--- Start ---

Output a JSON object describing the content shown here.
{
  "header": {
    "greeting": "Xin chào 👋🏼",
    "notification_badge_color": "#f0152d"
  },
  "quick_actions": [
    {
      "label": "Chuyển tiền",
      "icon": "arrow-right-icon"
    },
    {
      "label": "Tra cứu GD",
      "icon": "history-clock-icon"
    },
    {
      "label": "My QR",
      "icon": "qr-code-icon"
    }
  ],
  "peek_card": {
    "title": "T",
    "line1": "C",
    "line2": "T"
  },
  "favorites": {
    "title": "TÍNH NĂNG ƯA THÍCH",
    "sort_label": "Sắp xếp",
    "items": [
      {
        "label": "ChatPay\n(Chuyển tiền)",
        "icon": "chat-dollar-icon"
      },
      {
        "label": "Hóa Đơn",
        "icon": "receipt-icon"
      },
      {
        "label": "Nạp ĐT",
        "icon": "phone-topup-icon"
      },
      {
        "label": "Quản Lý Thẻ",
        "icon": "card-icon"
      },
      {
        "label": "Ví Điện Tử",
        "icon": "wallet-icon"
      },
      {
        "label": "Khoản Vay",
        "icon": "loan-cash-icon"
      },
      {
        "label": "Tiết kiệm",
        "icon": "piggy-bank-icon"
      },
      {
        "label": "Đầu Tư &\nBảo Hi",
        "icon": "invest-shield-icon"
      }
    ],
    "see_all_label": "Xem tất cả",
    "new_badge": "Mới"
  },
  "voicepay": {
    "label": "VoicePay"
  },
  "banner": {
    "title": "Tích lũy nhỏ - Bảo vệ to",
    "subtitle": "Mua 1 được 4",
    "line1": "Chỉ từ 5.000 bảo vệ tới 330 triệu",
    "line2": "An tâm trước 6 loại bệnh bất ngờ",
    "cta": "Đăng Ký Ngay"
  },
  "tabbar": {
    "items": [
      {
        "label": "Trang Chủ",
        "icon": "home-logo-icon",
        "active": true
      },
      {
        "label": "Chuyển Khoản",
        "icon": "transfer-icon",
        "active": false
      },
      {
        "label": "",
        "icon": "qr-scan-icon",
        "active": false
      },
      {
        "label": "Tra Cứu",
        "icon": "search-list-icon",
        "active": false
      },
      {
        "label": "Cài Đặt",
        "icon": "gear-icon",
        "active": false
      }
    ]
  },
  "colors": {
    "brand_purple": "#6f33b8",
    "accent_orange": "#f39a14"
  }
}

--- End ---

SHORT EXERCISE ▸
Repeat the data precisely, reproducing every entry.

TASK ANSWER ▸
Output a JSON object describing the content shown here.
{
  "header": {
    "greeting": "Xin chào 👋🏼",
    "notification_badge_color": "#f0152d"
  },
  "quick_actions": [
    {
      "label": "Chuyển tiền",
      "icon": "arrow-right-icon"
    },
    {
      "label": "Tra cứu GD",
      "icon": "history-clock-icon"
    },
    {
      "label": "My QR",
      "icon": "qr-code-icon"
    }
  ],
  "peek_card": {
    "title": "T",
    "line1": "C",
    "line2": "T"
  },
  "favorites": {
    "title": "TÍNH NĂNG ƯA THÍCH",
    "sort_label": "Sắp xếp",
    "items": [
      {
        "label": "ChatPay\n(Chuyển tiền)",
        "icon": "chat-dollar-icon"
      },
      {
        "label": "Hóa Đơn",
        "icon": "receipt-icon"
      },
      {
        "label": "Nạp ĐT",
        "icon": "phone-topup-icon"
      },
      {
        "label": "Quản Lý Thẻ",
        "icon": "card-icon"
      },
      {
        "label": "Ví Điện Tử",
        "icon": "wallet-icon"
      },
      {
        "label": "Khoản Vay",
        "icon": "loan-cash-icon"
      },
      {
        "label": "Tiết kiệm",
        "icon": "piggy-bank-icon"
      },
      {
        "label": "Đầu Tư &\nBảo Hi",
        "icon": "invest-shield-icon"
      }
    ],
    "see_all_label": "Xem tất cả",
    "new_badge": "Mới"
  },
  "voicepay": {
    "label": "VoicePay"
  },
  "banner": {
    "title": "Tích lũy nhỏ - Bảo vệ to",
    "subtitle": "Mua 1 được 4",
    "line1": "Chỉ từ 5.000 bảo vệ tới 330 triệu",
    "line2": "An tâm trước 6 loại bệnh bất ngờ",
    "cta": "Đăng Ký Ngay"
  },
  "tabbar": {
    "items": [
      {
        "label": "Trang Chủ",
        "icon": "home-logo-icon",
        "active": true
      },
      {
        "label": "Chuyển Khoản",
        "icon": "transfer-icon",
        "active": false
      },
      {
        "label": "",
        "icon": "qr-scan-icon",
        "active": false
      },
      {
        "label": "Tra Cứu",
        "icon": "search-list-icon",
        "active": false
      },
      {
        "label": "Cài Đặt",
        "icon": "gear-icon",
        "active": false
      }
    ]
  },
  "colors": {
    "brand_purple": "#6f33b8",
    "accent_orange": "#f39a14"
  }
}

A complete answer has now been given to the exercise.